→ Requirements
Comb through the entries for "아동에게" and pull out each line that holds it.

Stored records:
'''
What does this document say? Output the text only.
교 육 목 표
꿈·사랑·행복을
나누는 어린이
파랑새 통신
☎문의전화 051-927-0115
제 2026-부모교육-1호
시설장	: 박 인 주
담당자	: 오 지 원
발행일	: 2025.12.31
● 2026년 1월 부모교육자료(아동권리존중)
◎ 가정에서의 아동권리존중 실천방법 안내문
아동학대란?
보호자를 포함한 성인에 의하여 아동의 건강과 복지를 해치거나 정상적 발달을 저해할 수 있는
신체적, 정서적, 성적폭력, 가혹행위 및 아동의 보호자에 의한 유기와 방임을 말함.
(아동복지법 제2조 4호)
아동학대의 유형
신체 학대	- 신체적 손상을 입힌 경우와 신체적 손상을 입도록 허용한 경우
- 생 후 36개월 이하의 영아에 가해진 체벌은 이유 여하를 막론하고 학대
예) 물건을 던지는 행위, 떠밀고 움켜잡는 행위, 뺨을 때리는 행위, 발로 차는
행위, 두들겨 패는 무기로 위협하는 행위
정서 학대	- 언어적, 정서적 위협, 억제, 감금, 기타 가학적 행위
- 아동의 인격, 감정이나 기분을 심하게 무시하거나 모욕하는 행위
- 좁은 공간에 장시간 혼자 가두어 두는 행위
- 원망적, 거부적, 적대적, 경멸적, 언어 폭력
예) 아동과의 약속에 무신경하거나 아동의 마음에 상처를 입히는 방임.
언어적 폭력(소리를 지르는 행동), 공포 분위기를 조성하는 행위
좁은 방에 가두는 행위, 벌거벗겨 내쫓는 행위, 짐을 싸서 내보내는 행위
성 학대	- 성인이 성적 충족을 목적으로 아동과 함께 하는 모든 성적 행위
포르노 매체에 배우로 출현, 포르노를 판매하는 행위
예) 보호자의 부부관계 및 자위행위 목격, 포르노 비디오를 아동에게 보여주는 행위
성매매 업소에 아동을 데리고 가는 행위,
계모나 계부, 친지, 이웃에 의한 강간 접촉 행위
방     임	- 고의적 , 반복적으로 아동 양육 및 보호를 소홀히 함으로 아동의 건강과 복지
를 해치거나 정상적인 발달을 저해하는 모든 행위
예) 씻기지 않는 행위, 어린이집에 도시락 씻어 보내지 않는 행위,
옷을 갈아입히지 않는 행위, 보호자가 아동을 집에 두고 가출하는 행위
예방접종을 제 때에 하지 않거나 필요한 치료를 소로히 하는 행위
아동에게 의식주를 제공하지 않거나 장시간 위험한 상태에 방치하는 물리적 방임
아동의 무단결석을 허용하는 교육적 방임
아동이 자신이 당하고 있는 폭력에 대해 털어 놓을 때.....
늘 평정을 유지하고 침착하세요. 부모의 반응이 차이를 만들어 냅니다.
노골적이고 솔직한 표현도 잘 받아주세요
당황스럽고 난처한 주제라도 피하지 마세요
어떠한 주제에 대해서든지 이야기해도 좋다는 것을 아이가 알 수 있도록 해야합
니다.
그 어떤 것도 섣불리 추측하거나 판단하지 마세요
'''
→ Exercise response
예) 보호자의 부부관계 및 자위행위 목격, 포르노 비디오를 아동에게 보여주는 행위
아동에게 의식주를 제공하지 않거나 장시간 위험한 상태에 방치하는 물리적 방임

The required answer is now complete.